A block of data:
** Begin **

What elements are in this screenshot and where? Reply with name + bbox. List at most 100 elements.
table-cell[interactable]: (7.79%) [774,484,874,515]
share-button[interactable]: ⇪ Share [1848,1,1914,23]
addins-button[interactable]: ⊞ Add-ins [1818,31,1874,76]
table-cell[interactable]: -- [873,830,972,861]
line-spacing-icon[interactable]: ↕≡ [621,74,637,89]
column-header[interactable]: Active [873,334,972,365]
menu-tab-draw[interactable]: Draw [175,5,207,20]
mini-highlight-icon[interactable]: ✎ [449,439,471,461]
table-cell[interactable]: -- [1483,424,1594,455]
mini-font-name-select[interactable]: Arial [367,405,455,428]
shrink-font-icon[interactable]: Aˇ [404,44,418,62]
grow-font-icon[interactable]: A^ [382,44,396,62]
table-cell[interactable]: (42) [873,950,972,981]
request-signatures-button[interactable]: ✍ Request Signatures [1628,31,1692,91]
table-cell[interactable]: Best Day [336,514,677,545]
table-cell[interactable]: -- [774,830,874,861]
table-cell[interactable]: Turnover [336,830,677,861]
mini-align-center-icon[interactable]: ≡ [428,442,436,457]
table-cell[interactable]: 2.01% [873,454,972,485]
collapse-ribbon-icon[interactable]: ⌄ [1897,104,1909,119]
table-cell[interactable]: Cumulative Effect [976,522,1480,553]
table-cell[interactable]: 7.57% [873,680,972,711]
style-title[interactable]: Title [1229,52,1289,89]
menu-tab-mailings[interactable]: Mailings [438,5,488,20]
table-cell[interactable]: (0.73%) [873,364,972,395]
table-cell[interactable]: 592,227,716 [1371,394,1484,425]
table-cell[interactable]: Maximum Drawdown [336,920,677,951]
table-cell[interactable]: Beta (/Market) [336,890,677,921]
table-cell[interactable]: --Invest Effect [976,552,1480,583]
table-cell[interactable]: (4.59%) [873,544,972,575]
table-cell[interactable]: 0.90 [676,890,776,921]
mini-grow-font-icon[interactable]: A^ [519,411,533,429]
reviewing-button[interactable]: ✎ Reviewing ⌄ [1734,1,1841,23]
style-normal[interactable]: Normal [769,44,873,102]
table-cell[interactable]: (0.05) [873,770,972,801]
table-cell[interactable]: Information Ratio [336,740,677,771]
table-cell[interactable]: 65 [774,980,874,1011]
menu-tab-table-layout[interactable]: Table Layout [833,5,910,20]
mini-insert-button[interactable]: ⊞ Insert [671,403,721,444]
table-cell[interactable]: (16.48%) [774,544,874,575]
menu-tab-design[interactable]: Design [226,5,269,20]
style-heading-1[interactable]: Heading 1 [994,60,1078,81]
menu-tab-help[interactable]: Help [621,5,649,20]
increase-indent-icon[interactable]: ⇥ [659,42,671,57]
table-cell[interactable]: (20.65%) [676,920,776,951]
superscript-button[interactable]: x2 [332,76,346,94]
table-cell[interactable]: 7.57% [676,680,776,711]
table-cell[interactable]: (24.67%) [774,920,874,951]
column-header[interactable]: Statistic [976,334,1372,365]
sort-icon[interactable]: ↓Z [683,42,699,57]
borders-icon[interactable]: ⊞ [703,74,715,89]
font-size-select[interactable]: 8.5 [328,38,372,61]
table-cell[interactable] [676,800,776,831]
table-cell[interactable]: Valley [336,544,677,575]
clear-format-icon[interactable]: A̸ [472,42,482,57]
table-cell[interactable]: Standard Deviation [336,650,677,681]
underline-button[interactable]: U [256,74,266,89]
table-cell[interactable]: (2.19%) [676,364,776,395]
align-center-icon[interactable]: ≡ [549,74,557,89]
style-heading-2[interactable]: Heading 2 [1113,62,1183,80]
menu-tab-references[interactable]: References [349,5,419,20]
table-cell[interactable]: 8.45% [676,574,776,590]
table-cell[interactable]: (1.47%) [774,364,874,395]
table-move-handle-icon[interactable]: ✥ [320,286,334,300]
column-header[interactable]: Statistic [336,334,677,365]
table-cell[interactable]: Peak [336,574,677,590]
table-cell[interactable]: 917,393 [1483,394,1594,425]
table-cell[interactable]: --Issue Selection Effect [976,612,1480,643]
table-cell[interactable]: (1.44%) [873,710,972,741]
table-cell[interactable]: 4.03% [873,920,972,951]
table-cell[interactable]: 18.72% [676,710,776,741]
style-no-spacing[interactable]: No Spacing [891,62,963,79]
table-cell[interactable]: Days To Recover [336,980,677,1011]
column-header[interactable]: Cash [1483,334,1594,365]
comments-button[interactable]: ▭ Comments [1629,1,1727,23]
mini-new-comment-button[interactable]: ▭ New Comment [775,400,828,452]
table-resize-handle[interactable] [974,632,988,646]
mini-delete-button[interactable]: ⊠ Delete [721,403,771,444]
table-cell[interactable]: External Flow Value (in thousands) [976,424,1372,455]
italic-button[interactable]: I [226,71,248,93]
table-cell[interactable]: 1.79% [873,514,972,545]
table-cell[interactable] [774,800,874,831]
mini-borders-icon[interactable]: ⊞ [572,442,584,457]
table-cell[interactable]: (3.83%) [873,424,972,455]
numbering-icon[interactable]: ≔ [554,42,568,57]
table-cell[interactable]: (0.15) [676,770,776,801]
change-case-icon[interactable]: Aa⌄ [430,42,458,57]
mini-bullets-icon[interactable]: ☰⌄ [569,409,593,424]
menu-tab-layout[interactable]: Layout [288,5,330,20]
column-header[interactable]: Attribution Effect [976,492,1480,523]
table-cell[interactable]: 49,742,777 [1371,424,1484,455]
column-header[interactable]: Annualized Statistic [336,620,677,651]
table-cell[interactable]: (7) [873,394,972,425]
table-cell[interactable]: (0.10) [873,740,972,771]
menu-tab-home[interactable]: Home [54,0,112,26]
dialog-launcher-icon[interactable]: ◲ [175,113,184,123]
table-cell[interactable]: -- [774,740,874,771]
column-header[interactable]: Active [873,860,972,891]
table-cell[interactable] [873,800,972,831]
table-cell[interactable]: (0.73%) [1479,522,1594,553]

** End **

• _Stated goal_:
Print the items verbatim, from the first line through the line containing "mini-font-name-select[interactable]: Arial [367,405,455,428]", including that line.

• _Problem solution_:
What elements are in this screenshot and where? Reply with name + bbox. List at most 100 elements.
table-cell[interactable]: (7.79%) [774,484,874,515]
share-button[interactable]: ⇪ Share [1848,1,1914,23]
addins-button[interactable]: ⊞ Add-ins [1818,31,1874,76]
table-cell[interactable]: -- [873,830,972,861]
line-spacing-icon[interactable]: ↕≡ [621,74,637,89]
column-header[interactable]: Active [873,334,972,365]
menu-tab-draw[interactable]: Draw [175,5,207,20]
mini-highlight-icon[interactable]: ✎ [449,439,471,461]
table-cell[interactable]: -- [1483,424,1594,455]
mini-font-name-select[interactable]: Arial [367,405,455,428]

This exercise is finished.